Images are excluded; otherwise, output every record exactly.

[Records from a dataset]
---*---
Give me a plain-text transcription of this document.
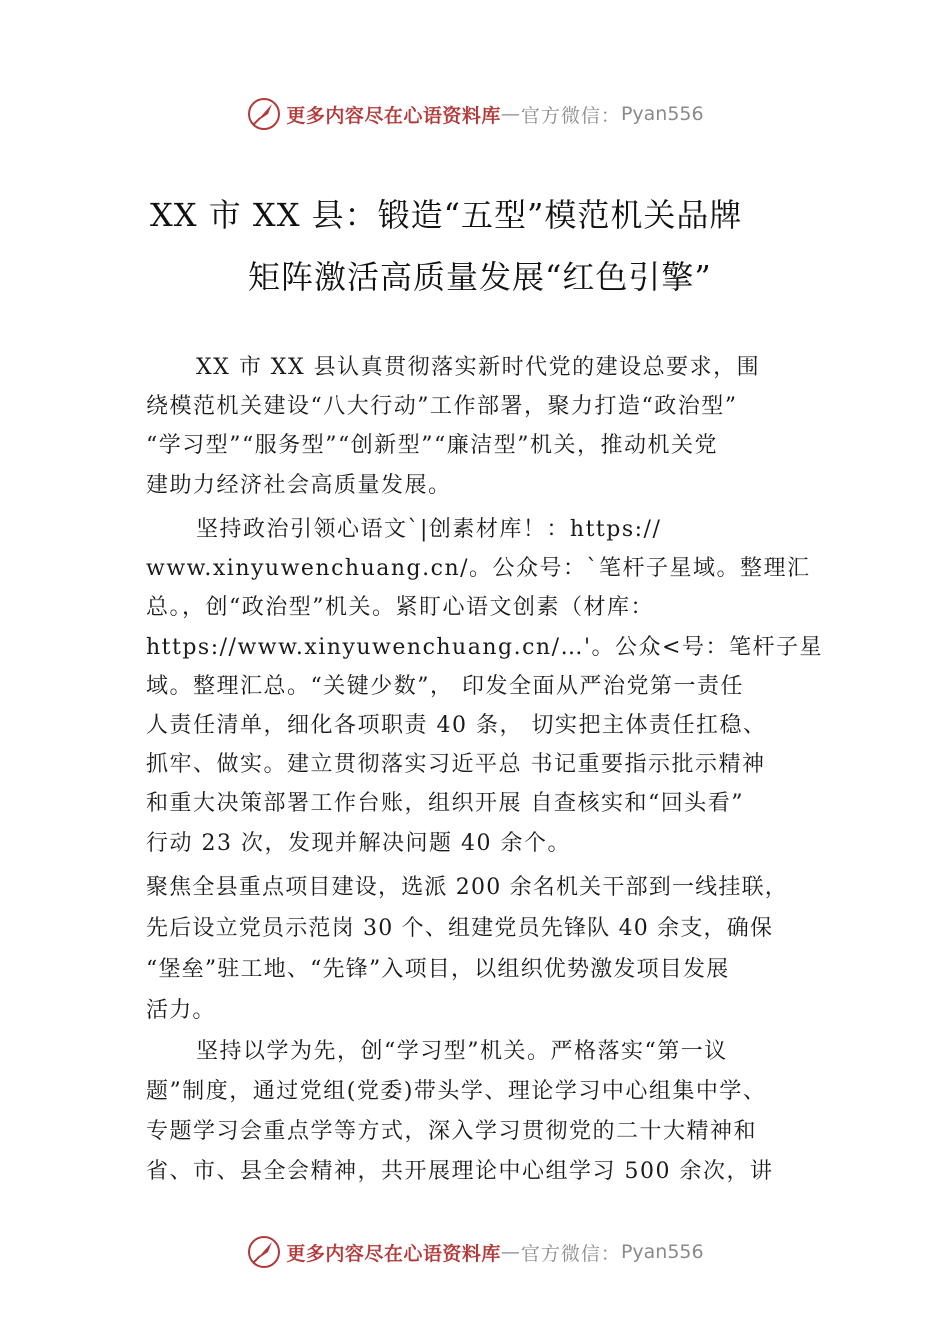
更多内容尽在心语资料库 — 官方微信： Pyan556
XX 市 XX 县：锻造“五型”模范机关品牌
矩阵激活高质量发展“红色引擎”
XX 市 XX 县认真贯彻落实新时代党的建设总要求，围
绕模范机关建设“八大行动”工作部署，聚力打造“政治型”
“学习型”“服务型”“创新型”“廉洁型”机关，推动机关党
建助力经济社会高质量发展。
坚持政治引领心语文`|创素材库！：https://
www.xinyuwenchuang.cn/。公众号：`笔杆子星域。整理汇
总。，创“政治型”机关。紧盯心语文创素（材库：
https://www.xinyuwenchuang.cn/…'。公众<号：笔杆子星
域。整理汇总。“关键少数”， 印发全面从严治党第一责任
人责任清单，细化各项职责 40 条， 切实把主体责任扛稳、
抓牢、做实。建立贯彻落实习近平总 书记重要指示批示精神
和重大决策部署工作台账，组织开展 自查核实和“回头看”
行动 23 次，发现并解决问题 40 余个。
聚焦全县重点项目建设，选派 200 余名机关干部到一线挂联，
先后设立党员示范岗 30 个、组建党员先锋队 40 余支，确保
“堡垒”驻工地、“先锋”入项目，以组织优势激发项目发展
活力。
坚持以学为先，创“学习型”机关。严格落实“第一议
题”制度，通过党组(党委)带头学、理论学习中心组集中学、
专题学习会重点学等方式，深入学习贯彻党的二十大精神和
省、市、县全会精神，共开展理论中心组学习 500 余次，讲
更多内容尽在心语资料库 — 官方微信： Pyan556
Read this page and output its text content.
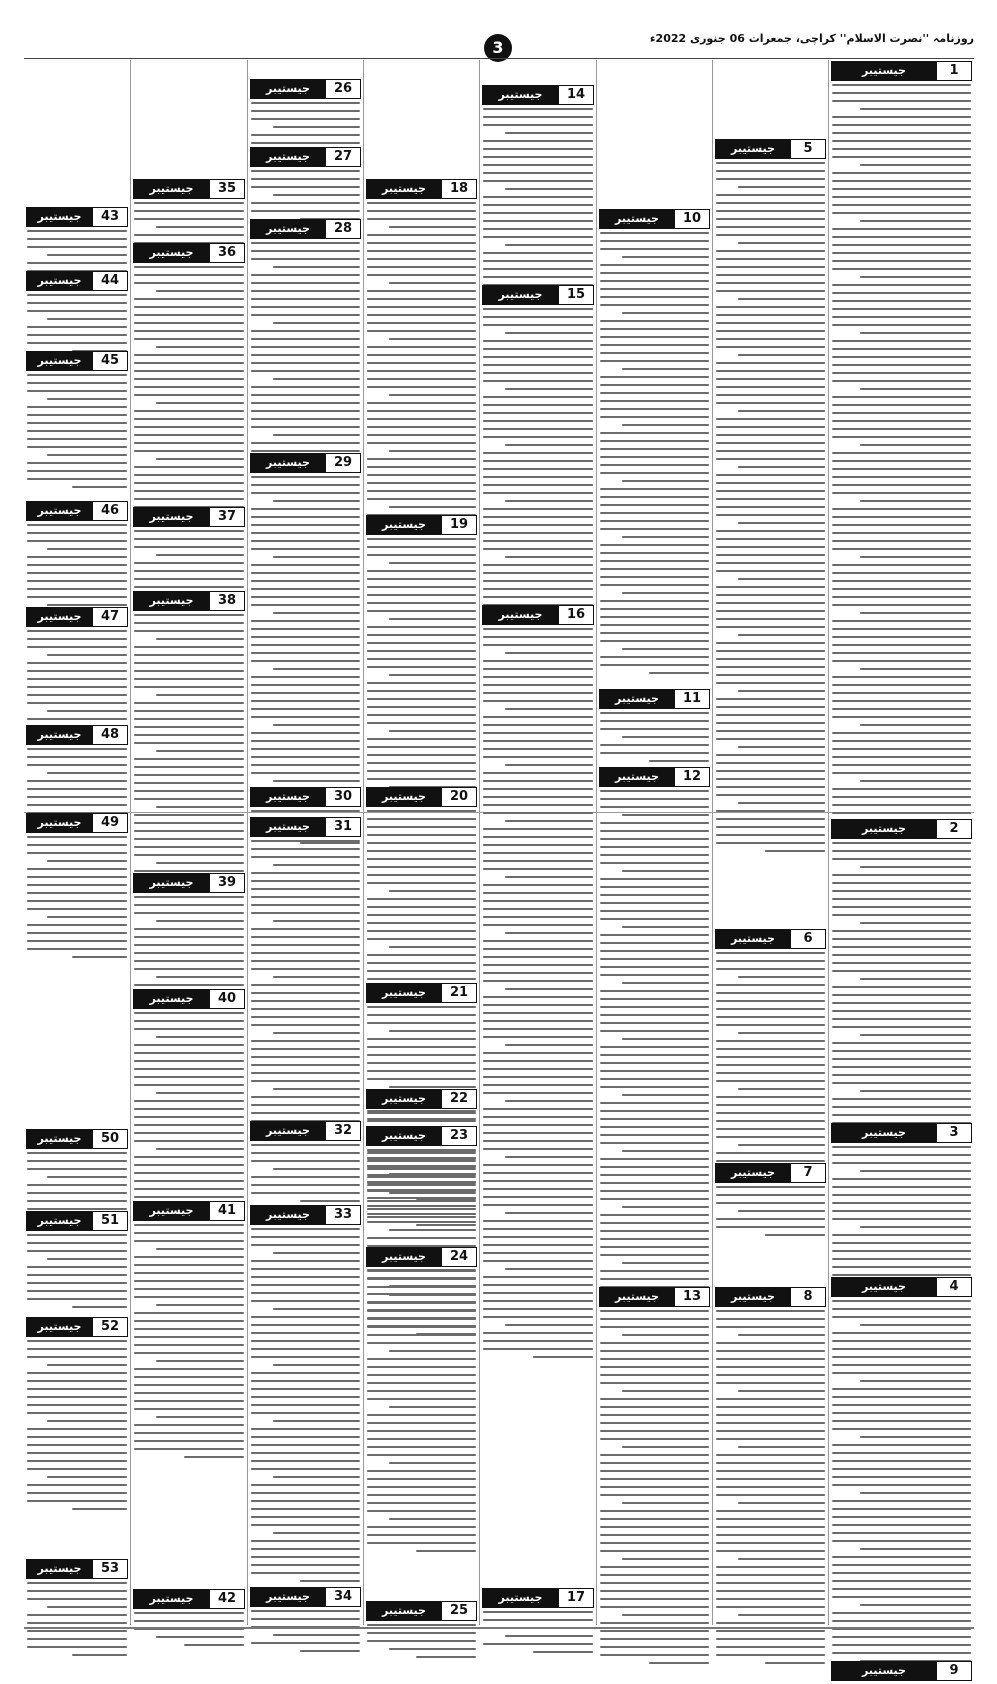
روزنامہ ''نصرت الاسلام'' کراچی، جمعرات 06 جنوری 2022ء
3
1
جیستیبر
2
جیستیبر
3
جیستیبر
4
جیستیبر
9
جیستیبر
5
جیستیبر
6
جیستیبر
7
جیستیبر
8
جیستیبر
10
جیستیبر
11
جیستیبر
12
جیستیبر
13
جیستیبر
14
جیستیبر
15
جیستیبر
16
جیستیبر
17
جیستیبر
18
جیستیبر
19
جیستیبر
20
جیستیبر
21
جیستیبر
22
جیستیبر
23
جیستیبر
24
جیستیبر
25
جیستیبر
26
جیستیبر
27
جیستیبر
28
جیستیبر
29
جیستیبر
30
جیستیبر
31
جیستیبر
32
جیستیبر
33
جیستیبر
34
جیستیبر
35
جیستیبر
36
جیستیبر
37
جیستیبر
38
جیستیبر
39
جیستیبر
40
جیستیبر
41
جیستیبر
42
جیستیبر
43
جیستیبر
44
جیستیبر
45
جیستیبر
46
جیستیبر
47
جیستیبر
48
جیستیبر
49
جیستیبر
50
جیستیبر
51
جیستیبر
52
جیستیبر
53
جیستیبر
---*---
[Task answer]
Give me a plain-text transcription of this document.
更多内容尽在心语资料库 — 官方微信： Pyan556
XX 市 XX 县：锻造“五型”模范机关品牌
矩阵激活高质量发展“红色引擎”
XX 市 XX 县认真贯彻落实新时代党的建设总要求，围
绕模范机关建设“八大行动”工作部署，聚力打造“政治型”
“学习型”“服务型”“创新型”“廉洁型”机关，推动机关党
建助力经济社会高质量发展。
坚持政治引领心语文`|创素材库！：https://
www.xinyuwenchuang.cn/。公众号：`笔杆子星域。整理汇
总。，创“政治型”机关。紧盯心语文创素（材库：
https://www.xinyuwenchuang.cn/…'。公众<号：笔杆子星
域。整理汇总。“关键少数”， 印发全面从严治党第一责任
人责任清单，细化各项职责 40 条， 切实把主体责任扛稳、
抓牢、做实。建立贯彻落实习近平总 书记重要指示批示精神
和重大决策部署工作台账，组织开展 自查核实和“回头看”
行动 23 次，发现并解决问题 40 余个。
聚焦全县重点项目建设，选派 200 余名机关干部到一线挂联，
先后设立党员示范岗 30 个、组建党员先锋队 40 余支，确保
“堡垒”驻工地、“先锋”入项目，以组织优势激发项目发展
活力。
坚持以学为先，创“学习型”机关。严格落实“第一议
题”制度，通过党组(党委)带头学、理论学习中心组集中学、
专题学习会重点学等方式，深入学习贯彻党的二十大精神和
省、市、县全会精神，共开展理论中心组学习 500 余次，讲
更多内容尽在心语资料库 — 官方微信： Pyan556
Read this page and output its text content.
روزنامہ ''نصرت الاسلام'' کراچی، جمعرات 06 جنوری 2022ء
3
1
جیستیبر
2
جیستیبر
3
جیستیبر
4
جیستیبر
9
جیستیبر
5
جیستیبر
6
جیستیبر
7
جیستیبر
8
جیستیبر
10
جیستیبر
11
جیستیبر
12
جیستیبر
13
جیستیبر
14
جیستیبر
15
جیستیبر
16
جیستیبر
17
جیستیبر
18
جیستیبر
19
جیستیبر
20
جیستیبر
21
جیستیبر
22
جیستیبر
23
جیستیبر
24
جیستیبر
25
جیستیبر
26
جیستیبر
27
جیستیبر
28
جیستیبر
29
جیستیبر
30
جیستیبر
31
جیستیبر
32
جیستیبر
33
جیستیبر
34
جیستیبر
35
جیستیبر
36
جیستیبر
37
جیستیبر
38
جیستیبر
39
جیستیبر
40
جیستیبر
41
جیستیبر
42
جیستیبر
43
جیستیبر
44
جیستیبر
45
جیستیبر
46
جیستیبر
47
جیستیبر
48
جیستیبر
49
جیستیبر
50
جیستیبر
51
جیستیبر
52
جیستیبر
53
جیستیبر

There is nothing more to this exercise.